AVAILABLE DATA:

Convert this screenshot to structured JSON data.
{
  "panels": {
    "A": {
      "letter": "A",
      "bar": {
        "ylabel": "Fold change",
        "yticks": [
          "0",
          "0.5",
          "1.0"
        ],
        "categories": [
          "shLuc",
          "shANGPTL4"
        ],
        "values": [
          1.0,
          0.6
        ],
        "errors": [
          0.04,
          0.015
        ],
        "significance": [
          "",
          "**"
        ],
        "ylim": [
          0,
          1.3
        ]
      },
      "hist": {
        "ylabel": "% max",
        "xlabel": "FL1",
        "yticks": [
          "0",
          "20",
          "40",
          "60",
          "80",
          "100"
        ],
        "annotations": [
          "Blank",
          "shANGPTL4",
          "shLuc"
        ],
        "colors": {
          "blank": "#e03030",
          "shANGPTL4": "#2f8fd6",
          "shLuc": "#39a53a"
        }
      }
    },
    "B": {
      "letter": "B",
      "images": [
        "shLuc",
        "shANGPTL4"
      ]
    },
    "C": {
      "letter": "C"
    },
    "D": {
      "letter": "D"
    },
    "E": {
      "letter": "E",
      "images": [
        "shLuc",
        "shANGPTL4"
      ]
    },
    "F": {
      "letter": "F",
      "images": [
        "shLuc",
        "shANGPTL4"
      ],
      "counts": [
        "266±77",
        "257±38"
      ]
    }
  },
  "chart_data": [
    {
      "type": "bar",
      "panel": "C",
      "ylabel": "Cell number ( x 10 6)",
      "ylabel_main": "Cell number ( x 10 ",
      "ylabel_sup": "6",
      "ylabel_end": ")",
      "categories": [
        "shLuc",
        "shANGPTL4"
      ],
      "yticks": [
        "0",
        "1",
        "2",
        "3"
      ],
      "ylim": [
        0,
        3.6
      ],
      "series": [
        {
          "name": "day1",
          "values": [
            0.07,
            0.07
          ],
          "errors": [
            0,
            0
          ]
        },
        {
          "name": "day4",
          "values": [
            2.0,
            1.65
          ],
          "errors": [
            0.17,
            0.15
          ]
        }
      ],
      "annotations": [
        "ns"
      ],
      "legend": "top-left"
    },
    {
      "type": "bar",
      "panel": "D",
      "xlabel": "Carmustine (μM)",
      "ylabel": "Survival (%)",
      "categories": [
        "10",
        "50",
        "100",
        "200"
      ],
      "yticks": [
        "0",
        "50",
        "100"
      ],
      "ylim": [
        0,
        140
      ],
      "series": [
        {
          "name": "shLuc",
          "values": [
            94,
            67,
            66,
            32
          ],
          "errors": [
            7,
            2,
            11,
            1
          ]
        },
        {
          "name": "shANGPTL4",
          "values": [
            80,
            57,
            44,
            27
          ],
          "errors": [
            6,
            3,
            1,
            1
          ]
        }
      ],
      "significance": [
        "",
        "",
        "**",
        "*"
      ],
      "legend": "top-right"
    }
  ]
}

TASK DETAILS:
Reproduce every entry shown above, precisely as it stands.

REPLY TO THE EXERCISE:
Convert this screenshot to structured JSON data.
{
  "panels": {
    "A": {
      "letter": "A",
      "bar": {
        "ylabel": "Fold change",
        "yticks": [
          "0",
          "0.5",
          "1.0"
        ],
        "categories": [
          "shLuc",
          "shANGPTL4"
        ],
        "values": [
          1.0,
          0.6
        ],
        "errors": [
          0.04,
          0.015
        ],
        "significance": [
          "",
          "**"
        ],
        "ylim": [
          0,
          1.3
        ]
      },
      "hist": {
        "ylabel": "% max",
        "xlabel": "FL1",
        "yticks": [
          "0",
          "20",
          "40",
          "60",
          "80",
          "100"
        ],
        "annotations": [
          "Blank",
          "shANGPTL4",
          "shLuc"
        ],
        "colors": {
          "blank": "#e03030",
          "shANGPTL4": "#2f8fd6",
          "shLuc": "#39a53a"
        }
      }
    },
    "B": {
      "letter": "B",
      "images": [
        "shLuc",
        "shANGPTL4"
      ]
    },
    "C": {
      "letter": "C"
    },
    "D": {
      "letter": "D"
    },
    "E": {
      "letter": "E",
      "images": [
        "shLuc",
        "shANGPTL4"
      ]
    },
    "F": {
      "letter": "F",
      "images": [
        "shLuc",
        "shANGPTL4"
      ],
      "counts": [
        "266±77",
        "257±38"
      ]
    }
  },
  "chart_data": [
    {
      "type": "bar",
      "panel": "C",
      "ylabel": "Cell number ( x 10 6)",
      "ylabel_main": "Cell number ( x 10 ",
      "ylabel_sup": "6",
      "ylabel_end": ")",
      "categories": [
        "shLuc",
        "shANGPTL4"
      ],
      "yticks": [
        "0",
        "1",
        "2",
        "3"
      ],
      "ylim": [
        0,
        3.6
      ],
      "series": [
        {
          "name": "day1",
          "values": [
            0.07,
            0.07
          ],
          "errors": [
            0,
            0
          ]
        },
        {
          "name": "day4",
          "values": [
            2.0,
            1.65
          ],
          "errors": [
            0.17,
            0.15
          ]
        }
      ],
      "annotations": [
        "ns"
      ],
      "legend": "top-left"
    },
    {
      "type": "bar",
      "panel": "D",
      "xlabel": "Carmustine (μM)",
      "ylabel": "Survival (%)",
      "categories": [
        "10",
        "50",
        "100",
        "200"
      ],
      "yticks": [
        "0",
        "50",
        "100"
      ],
      "ylim": [
        0,
        140
      ],
      "series": [
        {
          "name": "shLuc",
          "values": [
            94,
            67,
            66,
            32
          ],
          "errors": [
            7,
            2,
            11,
            1
          ]
        },
        {
          "name": "shANGPTL4",
          "values": [
            80,
            57,
            44,
            27
          ],
          "errors": [
            6,
            3,
            1,
            1
          ]
        }
      ],
      "significance": [
        "",
        "",
        "**",
        "*"
      ],
      "legend": "top-right"
    }
  ]
}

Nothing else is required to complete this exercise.